WHAT YOU HAVE TO DO
Repeat every line below exactly, word for word.

(Some records)
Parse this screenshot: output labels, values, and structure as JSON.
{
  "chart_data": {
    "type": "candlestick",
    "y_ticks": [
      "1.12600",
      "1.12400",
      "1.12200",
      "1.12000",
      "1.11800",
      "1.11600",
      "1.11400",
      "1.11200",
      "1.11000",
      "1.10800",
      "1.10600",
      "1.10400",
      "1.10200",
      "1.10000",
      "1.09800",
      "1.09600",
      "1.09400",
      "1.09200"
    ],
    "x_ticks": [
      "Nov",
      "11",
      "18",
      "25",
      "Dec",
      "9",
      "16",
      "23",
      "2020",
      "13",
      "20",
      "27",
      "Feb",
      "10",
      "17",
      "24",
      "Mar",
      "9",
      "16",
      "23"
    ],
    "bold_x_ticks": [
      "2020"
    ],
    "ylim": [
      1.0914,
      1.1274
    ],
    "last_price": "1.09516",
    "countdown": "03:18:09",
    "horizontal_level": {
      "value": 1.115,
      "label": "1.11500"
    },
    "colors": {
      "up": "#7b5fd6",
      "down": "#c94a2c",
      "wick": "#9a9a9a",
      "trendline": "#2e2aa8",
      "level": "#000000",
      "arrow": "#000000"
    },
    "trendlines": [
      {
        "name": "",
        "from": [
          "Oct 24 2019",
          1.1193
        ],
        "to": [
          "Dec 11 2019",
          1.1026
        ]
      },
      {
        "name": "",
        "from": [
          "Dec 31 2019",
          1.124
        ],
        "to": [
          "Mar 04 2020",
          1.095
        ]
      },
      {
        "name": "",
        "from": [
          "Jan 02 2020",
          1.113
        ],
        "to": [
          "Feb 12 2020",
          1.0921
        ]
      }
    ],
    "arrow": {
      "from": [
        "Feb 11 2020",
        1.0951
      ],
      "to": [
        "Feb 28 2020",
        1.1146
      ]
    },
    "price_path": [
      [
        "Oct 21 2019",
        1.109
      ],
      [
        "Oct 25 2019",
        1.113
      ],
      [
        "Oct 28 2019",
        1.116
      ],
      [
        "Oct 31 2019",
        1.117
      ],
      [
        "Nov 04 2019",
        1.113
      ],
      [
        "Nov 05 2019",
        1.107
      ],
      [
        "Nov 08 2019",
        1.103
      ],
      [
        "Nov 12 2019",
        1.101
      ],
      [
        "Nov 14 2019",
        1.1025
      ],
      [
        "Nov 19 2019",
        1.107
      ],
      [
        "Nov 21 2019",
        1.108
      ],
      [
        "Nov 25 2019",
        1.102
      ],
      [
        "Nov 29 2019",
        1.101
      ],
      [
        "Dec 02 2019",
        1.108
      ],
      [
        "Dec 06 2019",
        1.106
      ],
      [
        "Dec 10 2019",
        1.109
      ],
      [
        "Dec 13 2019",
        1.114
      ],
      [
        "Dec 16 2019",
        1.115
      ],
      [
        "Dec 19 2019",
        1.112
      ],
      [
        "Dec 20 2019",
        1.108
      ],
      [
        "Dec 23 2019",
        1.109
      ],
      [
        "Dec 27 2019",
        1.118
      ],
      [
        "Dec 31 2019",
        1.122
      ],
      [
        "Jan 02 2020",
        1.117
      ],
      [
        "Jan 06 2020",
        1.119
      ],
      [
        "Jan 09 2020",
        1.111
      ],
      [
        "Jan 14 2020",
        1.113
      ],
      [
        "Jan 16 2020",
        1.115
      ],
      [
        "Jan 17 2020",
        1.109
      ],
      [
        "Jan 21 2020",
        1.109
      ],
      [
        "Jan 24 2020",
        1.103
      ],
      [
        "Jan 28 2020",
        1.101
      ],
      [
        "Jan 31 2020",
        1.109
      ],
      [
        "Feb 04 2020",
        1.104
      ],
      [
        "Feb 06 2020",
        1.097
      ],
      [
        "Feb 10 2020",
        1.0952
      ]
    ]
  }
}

WRITTEN ANSWER
Parse this screenshot: output labels, values, and structure as JSON.
{
  "chart_data": {
    "type": "candlestick",
    "y_ticks": [
      "1.12600",
      "1.12400",
      "1.12200",
      "1.12000",
      "1.11800",
      "1.11600",
      "1.11400",
      "1.11200",
      "1.11000",
      "1.10800",
      "1.10600",
      "1.10400",
      "1.10200",
      "1.10000",
      "1.09800",
      "1.09600",
      "1.09400",
      "1.09200"
    ],
    "x_ticks": [
      "Nov",
      "11",
      "18",
      "25",
      "Dec",
      "9",
      "16",
      "23",
      "2020",
      "13",
      "20",
      "27",
      "Feb",
      "10",
      "17",
      "24",
      "Mar",
      "9",
      "16",
      "23"
    ],
    "bold_x_ticks": [
      "2020"
    ],
    "ylim": [
      1.0914,
      1.1274
    ],
    "last_price": "1.09516",
    "countdown": "03:18:09",
    "horizontal_level": {
      "value": 1.115,
      "label": "1.11500"
    },
    "colors": {
      "up": "#7b5fd6",
      "down": "#c94a2c",
      "wick": "#9a9a9a",
      "trendline": "#2e2aa8",
      "level": "#000000",
      "arrow": "#000000"
    },
    "trendlines": [
      {
        "name": "",
        "from": [
          "Oct 24 2019",
          1.1193
        ],
        "to": [
          "Dec 11 2019",
          1.1026
        ]
      },
      {
        "name": "",
        "from": [
          "Dec 31 2019",
          1.124
        ],
        "to": [
          "Mar 04 2020",
          1.095
        ]
      },
      {
        "name": "",
        "from": [
          "Jan 02 2020",
          1.113
        ],
        "to": [
          "Feb 12 2020",
          1.0921
        ]
      }
    ],
    "arrow": {
      "from": [
        "Feb 11 2020",
        1.0951
      ],
      "to": [
        "Feb 28 2020",
        1.1146
      ]
    },
    "price_path": [
      [
        "Oct 21 2019",
        1.109
      ],
      [
        "Oct 25 2019",
        1.113
      ],
      [
        "Oct 28 2019",
        1.116
      ],
      [
        "Oct 31 2019",
        1.117
      ],
      [
        "Nov 04 2019",
        1.113
      ],
      [
        "Nov 05 2019",
        1.107
      ],
      [
        "Nov 08 2019",
        1.103
      ],
      [
        "Nov 12 2019",
        1.101
      ],
      [
        "Nov 14 2019",
        1.1025
      ],
      [
        "Nov 19 2019",
        1.107
      ],
      [
        "Nov 21 2019",
        1.108
      ],
      [
        "Nov 25 2019",
        1.102
      ],
      [
        "Nov 29 2019",
        1.101
      ],
      [
        "Dec 02 2019",
        1.108
      ],
      [
        "Dec 06 2019",
        1.106
      ],
      [
        "Dec 10 2019",
        1.109
      ],
      [
        "Dec 13 2019",
        1.114
      ],
      [
        "Dec 16 2019",
        1.115
      ],
      [
        "Dec 19 2019",
        1.112
      ],
      [
        "Dec 20 2019",
        1.108
      ],
      [
        "Dec 23 2019",
        1.109
      ],
      [
        "Dec 27 2019",
        1.118
      ],
      [
        "Dec 31 2019",
        1.122
      ],
      [
        "Jan 02 2020",
        1.117
      ],
      [
        "Jan 06 2020",
        1.119
      ],
      [
        "Jan 09 2020",
        1.111
      ],
      [
        "Jan 14 2020",
        1.113
      ],
      [
        "Jan 16 2020",
        1.115
      ],
      [
        "Jan 17 2020",
        1.109
      ],
      [
        "Jan 21 2020",
        1.109
      ],
      [
        "Jan 24 2020",
        1.103
      ],
      [
        "Jan 28 2020",
        1.101
      ],
      [
        "Jan 31 2020",
        1.109
      ],
      [
        "Feb 04 2020",
        1.104
      ],
      [
        "Feb 06 2020",
        1.097
      ],
      [
        "Feb 10 2020",
        1.0952
      ]
    ]
  }
}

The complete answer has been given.